■ **To do**
Look at the entries below and reproduce them exactly.

■ **The input**
● ● ● ● ● ● ●
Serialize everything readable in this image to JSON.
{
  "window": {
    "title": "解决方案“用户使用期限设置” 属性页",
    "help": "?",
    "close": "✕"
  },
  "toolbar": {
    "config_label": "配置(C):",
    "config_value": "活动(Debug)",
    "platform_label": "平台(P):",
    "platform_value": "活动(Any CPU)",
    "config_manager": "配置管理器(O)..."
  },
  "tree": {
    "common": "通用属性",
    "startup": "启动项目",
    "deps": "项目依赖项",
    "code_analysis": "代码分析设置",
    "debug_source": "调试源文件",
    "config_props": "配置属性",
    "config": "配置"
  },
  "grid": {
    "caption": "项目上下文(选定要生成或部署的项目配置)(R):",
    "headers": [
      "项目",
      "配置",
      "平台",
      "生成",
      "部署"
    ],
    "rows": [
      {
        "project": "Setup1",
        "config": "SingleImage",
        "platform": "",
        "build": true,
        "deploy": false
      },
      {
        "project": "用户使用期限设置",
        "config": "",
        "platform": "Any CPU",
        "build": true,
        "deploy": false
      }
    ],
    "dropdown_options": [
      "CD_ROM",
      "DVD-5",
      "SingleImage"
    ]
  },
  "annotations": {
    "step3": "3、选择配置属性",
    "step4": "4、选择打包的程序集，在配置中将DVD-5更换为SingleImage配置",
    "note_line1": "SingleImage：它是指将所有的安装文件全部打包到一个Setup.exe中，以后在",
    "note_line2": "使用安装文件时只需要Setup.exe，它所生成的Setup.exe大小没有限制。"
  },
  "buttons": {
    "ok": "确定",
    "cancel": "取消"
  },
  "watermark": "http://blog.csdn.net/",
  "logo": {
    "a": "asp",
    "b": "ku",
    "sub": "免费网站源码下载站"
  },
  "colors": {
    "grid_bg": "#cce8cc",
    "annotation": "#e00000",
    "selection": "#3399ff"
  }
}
● ● ● ● ● ● ●
■ **Solution to this task**
Serialize everything readable in this image to JSON.
{
  "window": {
    "title": "解决方案“用户使用期限设置” 属性页",
    "help": "?",
    "close": "✕"
  },
  "toolbar": {
    "config_label": "配置(C):",
    "config_value": "活动(Debug)",
    "platform_label": "平台(P):",
    "platform_value": "活动(Any CPU)",
    "config_manager": "配置管理器(O)..."
  },
  "tree": {
    "common": "通用属性",
    "startup": "启动项目",
    "deps": "项目依赖项",
    "code_analysis": "代码分析设置",
    "debug_source": "调试源文件",
    "config_props": "配置属性",
    "config": "配置"
  },
  "grid": {
    "caption": "项目上下文(选定要生成或部署的项目配置)(R):",
    "headers": [
      "项目",
      "配置",
      "平台",
      "生成",
      "部署"
    ],
    "rows": [
      {
        "project": "Setup1",
        "config": "SingleImage",
        "platform": "",
        "build": true,
        "deploy": false
      },
      {
        "project": "用户使用期限设置",
        "config": "",
        "platform": "Any CPU",
        "build": true,
        "deploy": false
      }
    ],
    "dropdown_options": [
      "CD_ROM",
      "DVD-5",
      "SingleImage"
    ]
  },
  "annotations": {
    "step3": "3、选择配置属性",
    "step4": "4、选择打包的程序集，在配置中将DVD-5更换为SingleImage配置",
    "note_line1": "SingleImage：它是指将所有的安装文件全部打包到一个Setup.exe中，以后在",
    "note_line2": "使用安装文件时只需要Setup.exe，它所生成的Setup.exe大小没有限制。"
  },
  "buttons": {
    "ok": "确定",
    "cancel": "取消"
  },
  "watermark": "http://blog.csdn.net/",
  "logo": {
    "a": "asp",
    "b": "ku",
    "sub": "免费网站源码下载站"
  },
  "colors": {
    "grid_bg": "#cce8cc",
    "annotation": "#e00000",
    "selection": "#3399ff"
  }
}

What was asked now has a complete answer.